### Short task
Go through the entries below and collect each line with the string "Patas" in it.

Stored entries
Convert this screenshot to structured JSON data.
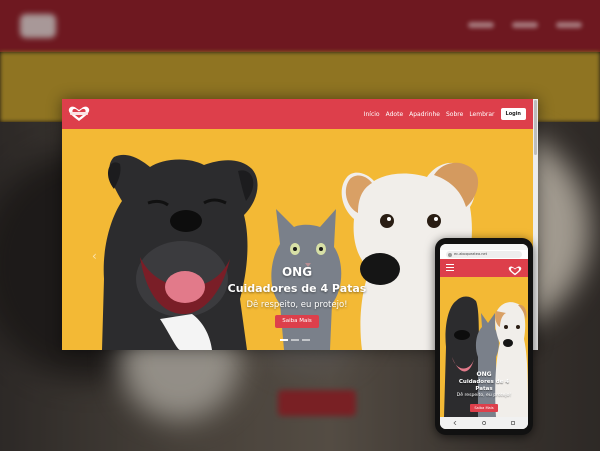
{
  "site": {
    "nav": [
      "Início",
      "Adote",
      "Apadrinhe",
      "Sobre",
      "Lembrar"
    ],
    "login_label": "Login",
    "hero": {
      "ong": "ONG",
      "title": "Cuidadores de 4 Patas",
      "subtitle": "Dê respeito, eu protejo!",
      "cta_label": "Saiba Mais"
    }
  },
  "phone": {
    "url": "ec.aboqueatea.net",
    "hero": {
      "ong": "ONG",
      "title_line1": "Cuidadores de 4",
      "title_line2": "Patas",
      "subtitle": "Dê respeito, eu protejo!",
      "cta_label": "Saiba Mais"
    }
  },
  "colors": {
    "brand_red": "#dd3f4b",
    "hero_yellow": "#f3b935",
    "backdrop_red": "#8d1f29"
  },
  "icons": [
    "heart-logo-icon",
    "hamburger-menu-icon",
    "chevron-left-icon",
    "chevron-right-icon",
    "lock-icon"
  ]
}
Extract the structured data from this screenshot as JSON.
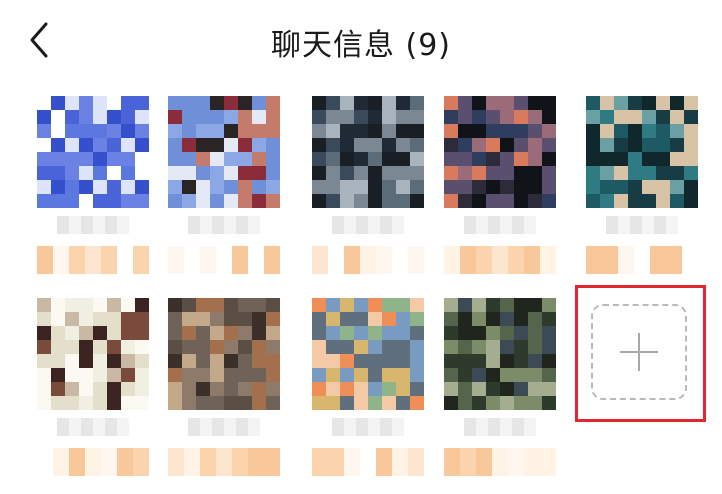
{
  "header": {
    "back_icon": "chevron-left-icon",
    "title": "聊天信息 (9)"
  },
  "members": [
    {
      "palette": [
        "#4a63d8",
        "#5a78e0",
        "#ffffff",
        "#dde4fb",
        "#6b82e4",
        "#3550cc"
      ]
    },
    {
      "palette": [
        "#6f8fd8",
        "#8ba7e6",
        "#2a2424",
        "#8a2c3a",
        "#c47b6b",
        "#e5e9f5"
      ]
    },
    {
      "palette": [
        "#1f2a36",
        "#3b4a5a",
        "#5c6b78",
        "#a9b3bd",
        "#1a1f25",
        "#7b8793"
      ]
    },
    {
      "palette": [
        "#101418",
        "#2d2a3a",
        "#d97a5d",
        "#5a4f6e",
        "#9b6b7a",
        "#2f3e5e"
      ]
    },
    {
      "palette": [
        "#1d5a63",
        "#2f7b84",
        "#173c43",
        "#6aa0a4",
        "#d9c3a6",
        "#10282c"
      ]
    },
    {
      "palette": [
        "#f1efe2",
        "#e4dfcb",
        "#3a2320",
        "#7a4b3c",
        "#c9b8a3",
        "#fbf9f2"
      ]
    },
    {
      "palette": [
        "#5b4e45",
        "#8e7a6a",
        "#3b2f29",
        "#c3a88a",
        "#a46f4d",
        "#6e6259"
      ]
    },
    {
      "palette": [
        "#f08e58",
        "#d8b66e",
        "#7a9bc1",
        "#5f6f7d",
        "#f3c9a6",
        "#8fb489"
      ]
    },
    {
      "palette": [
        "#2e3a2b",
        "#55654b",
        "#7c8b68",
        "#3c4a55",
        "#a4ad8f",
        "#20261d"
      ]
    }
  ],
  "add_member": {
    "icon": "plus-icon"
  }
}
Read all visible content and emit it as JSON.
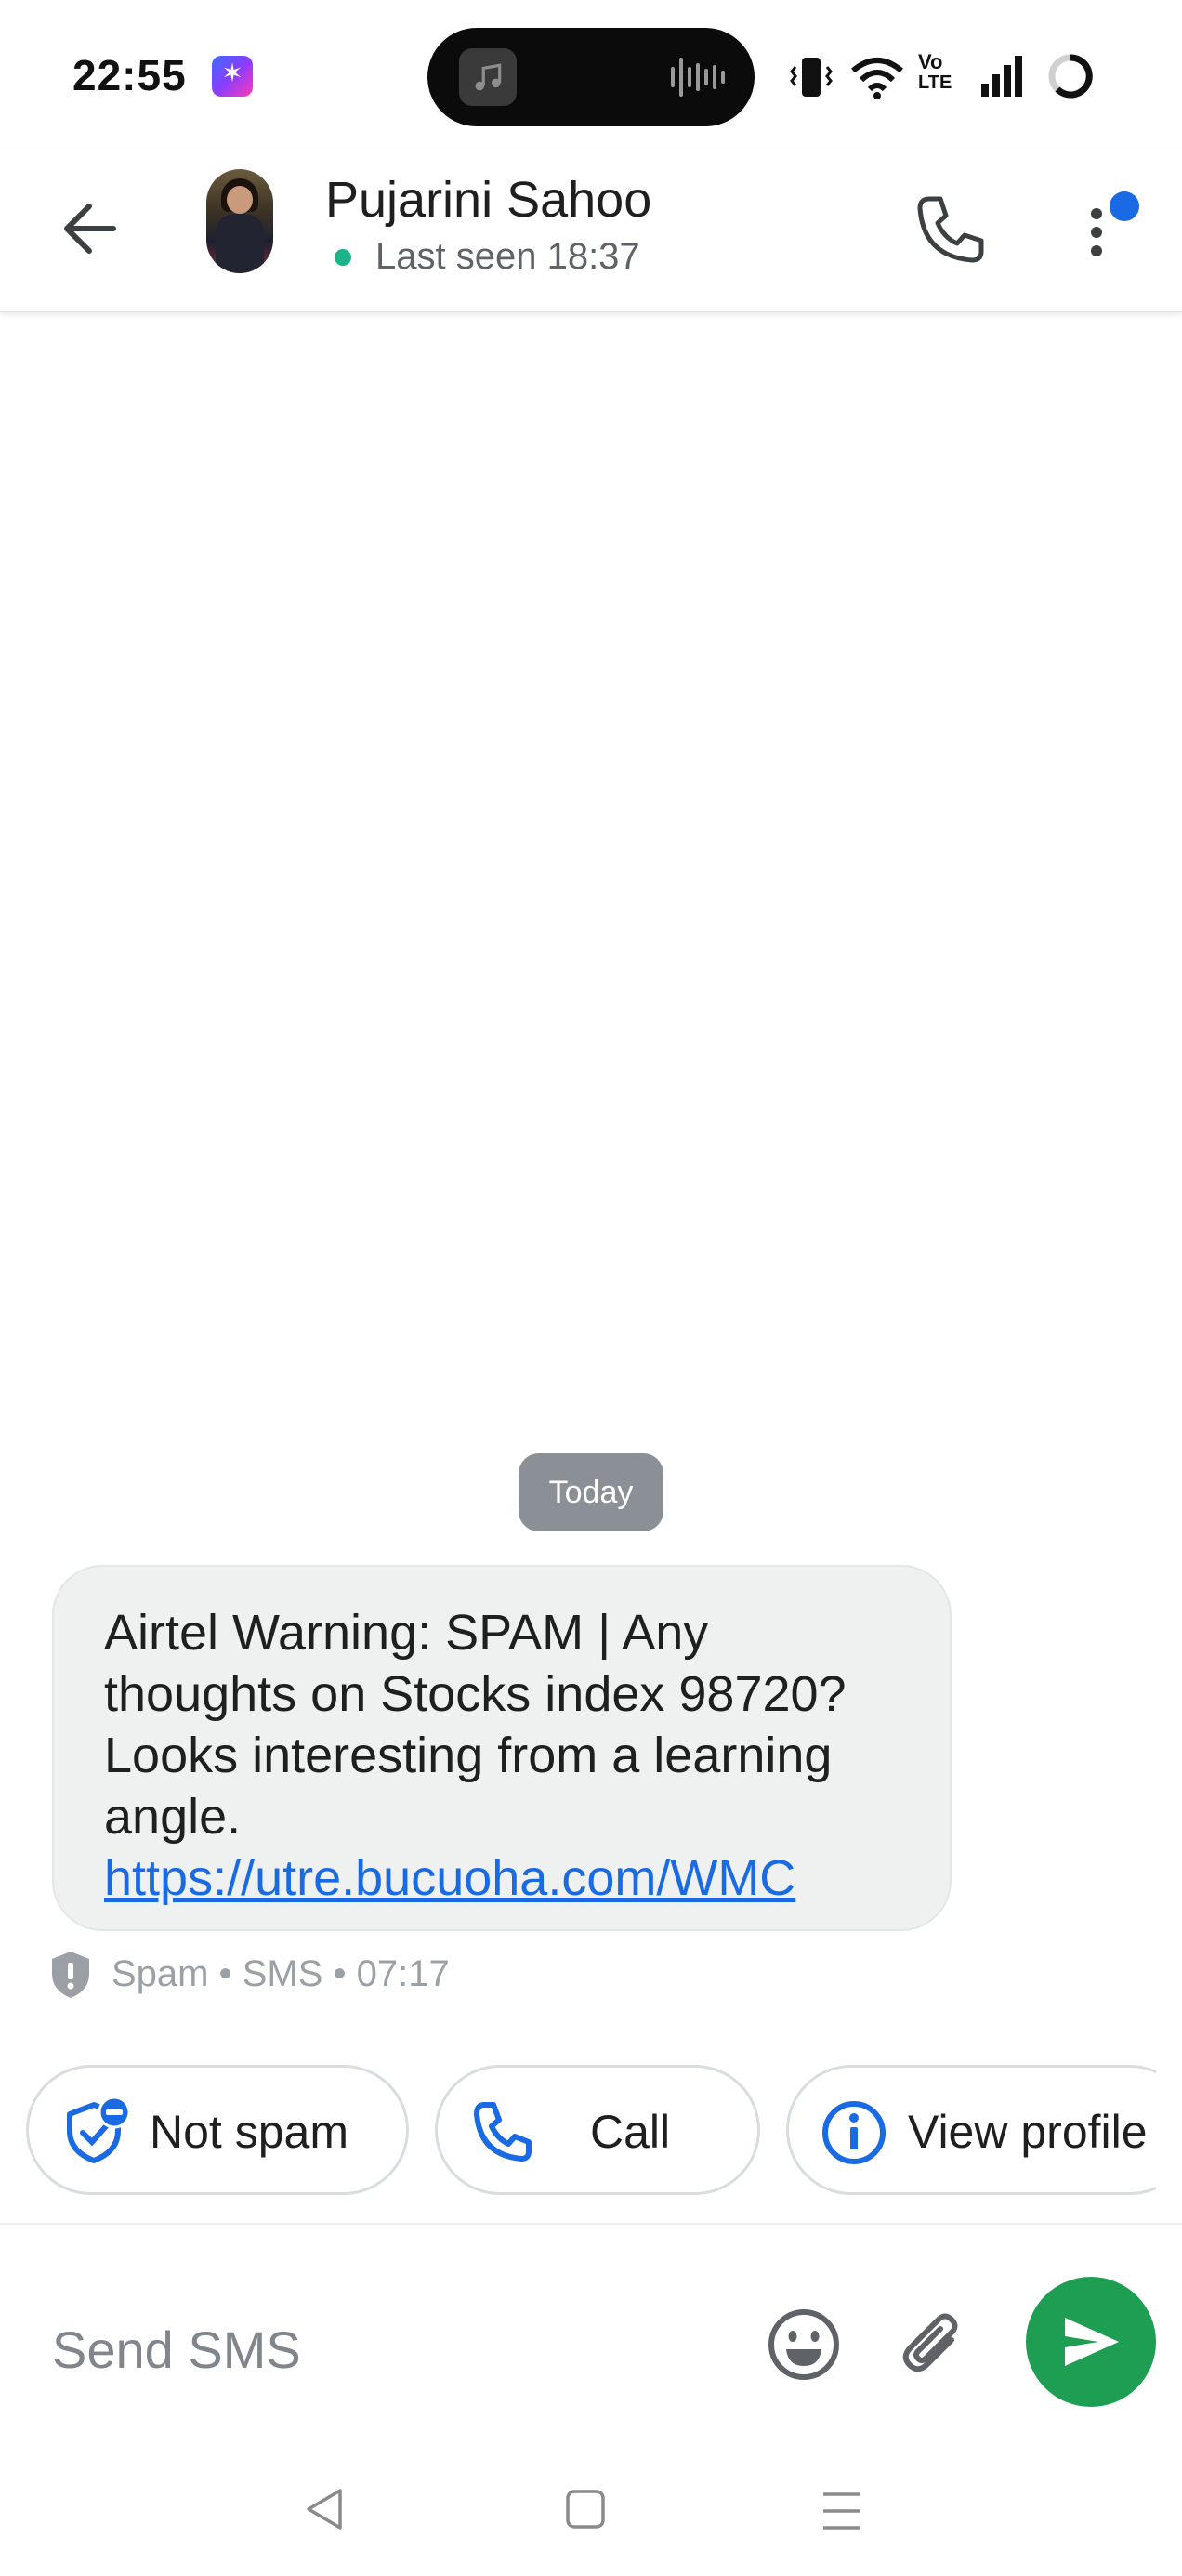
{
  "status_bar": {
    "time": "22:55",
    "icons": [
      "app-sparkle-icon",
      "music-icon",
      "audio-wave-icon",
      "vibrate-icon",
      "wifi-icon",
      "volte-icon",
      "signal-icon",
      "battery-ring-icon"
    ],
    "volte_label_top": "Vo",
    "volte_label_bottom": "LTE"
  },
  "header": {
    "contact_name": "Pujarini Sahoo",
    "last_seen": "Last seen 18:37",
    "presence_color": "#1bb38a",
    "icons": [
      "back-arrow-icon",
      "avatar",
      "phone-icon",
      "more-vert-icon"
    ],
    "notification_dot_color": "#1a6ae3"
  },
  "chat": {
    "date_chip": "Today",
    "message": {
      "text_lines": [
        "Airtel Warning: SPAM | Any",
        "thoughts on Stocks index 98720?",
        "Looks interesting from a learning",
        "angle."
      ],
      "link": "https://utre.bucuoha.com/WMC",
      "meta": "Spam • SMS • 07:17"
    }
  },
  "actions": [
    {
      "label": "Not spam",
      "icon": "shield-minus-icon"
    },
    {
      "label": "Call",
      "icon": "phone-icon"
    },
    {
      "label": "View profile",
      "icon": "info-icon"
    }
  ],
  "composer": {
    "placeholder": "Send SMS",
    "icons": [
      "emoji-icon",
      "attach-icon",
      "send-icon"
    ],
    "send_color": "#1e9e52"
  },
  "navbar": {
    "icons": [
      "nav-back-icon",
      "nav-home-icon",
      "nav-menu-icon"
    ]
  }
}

* * *

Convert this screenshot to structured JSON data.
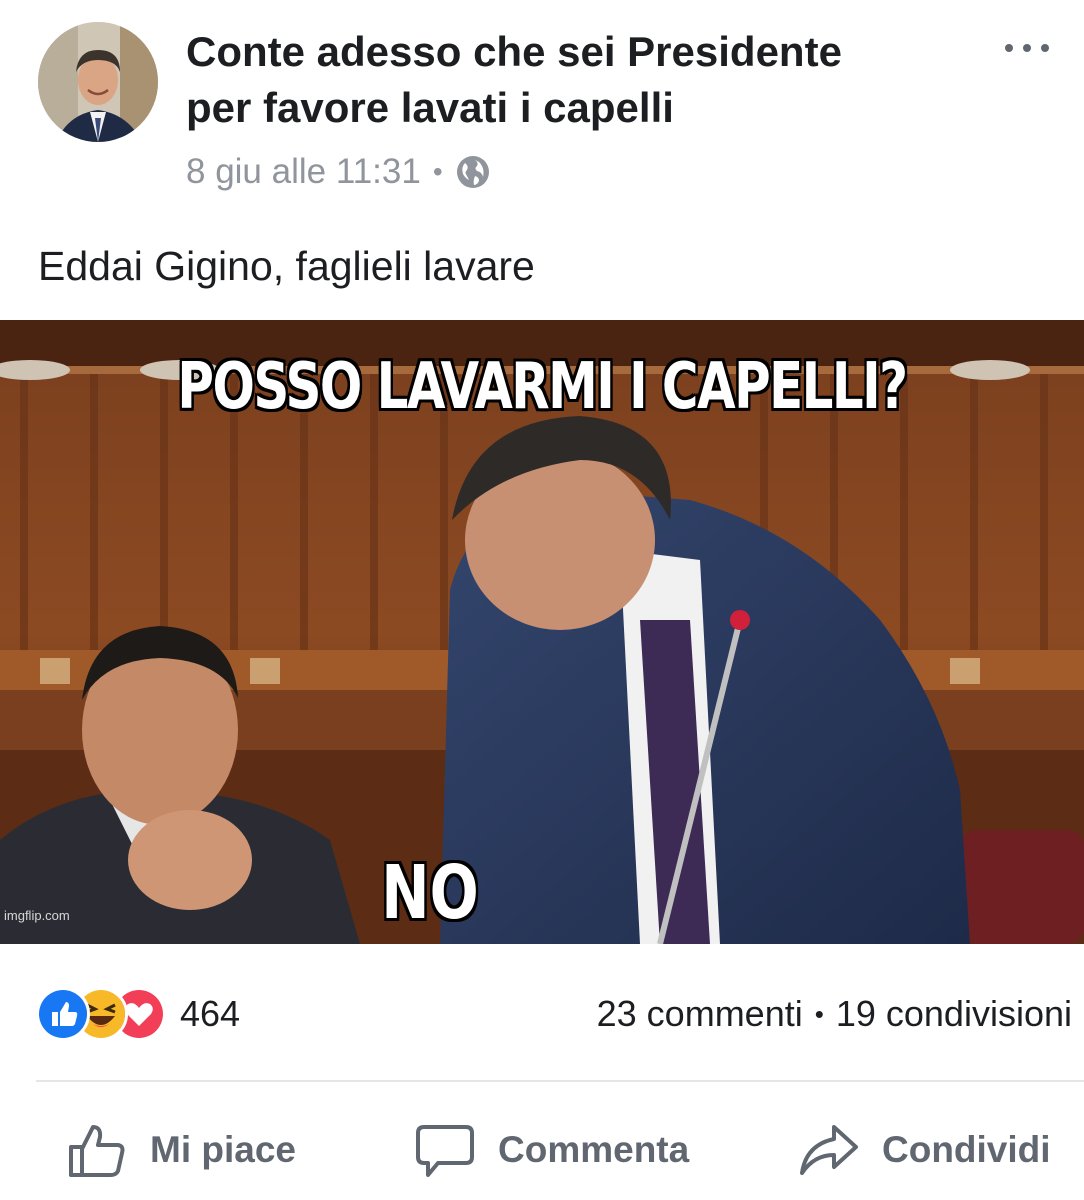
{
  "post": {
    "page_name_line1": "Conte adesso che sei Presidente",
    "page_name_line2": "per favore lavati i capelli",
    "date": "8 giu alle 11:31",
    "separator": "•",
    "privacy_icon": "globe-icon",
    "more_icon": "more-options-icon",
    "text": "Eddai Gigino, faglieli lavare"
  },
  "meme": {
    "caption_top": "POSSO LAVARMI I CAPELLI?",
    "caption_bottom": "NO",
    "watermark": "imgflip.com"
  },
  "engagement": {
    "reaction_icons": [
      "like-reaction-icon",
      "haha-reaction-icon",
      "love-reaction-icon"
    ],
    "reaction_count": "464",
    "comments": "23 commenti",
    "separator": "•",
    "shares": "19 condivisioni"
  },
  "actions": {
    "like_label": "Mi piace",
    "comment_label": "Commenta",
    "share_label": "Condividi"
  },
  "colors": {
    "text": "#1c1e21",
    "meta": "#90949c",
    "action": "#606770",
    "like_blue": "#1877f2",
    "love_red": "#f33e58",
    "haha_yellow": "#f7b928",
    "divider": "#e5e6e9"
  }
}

...

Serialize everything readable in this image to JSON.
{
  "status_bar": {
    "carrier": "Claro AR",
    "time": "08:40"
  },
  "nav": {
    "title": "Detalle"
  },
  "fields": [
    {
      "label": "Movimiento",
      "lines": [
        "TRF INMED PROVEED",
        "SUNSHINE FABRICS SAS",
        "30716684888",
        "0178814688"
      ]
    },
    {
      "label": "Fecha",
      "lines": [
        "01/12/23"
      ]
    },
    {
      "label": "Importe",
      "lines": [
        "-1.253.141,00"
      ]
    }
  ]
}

### Result of the task
      "title": "Cuidadores de 4 Patas",
      "title_line2": "Patas",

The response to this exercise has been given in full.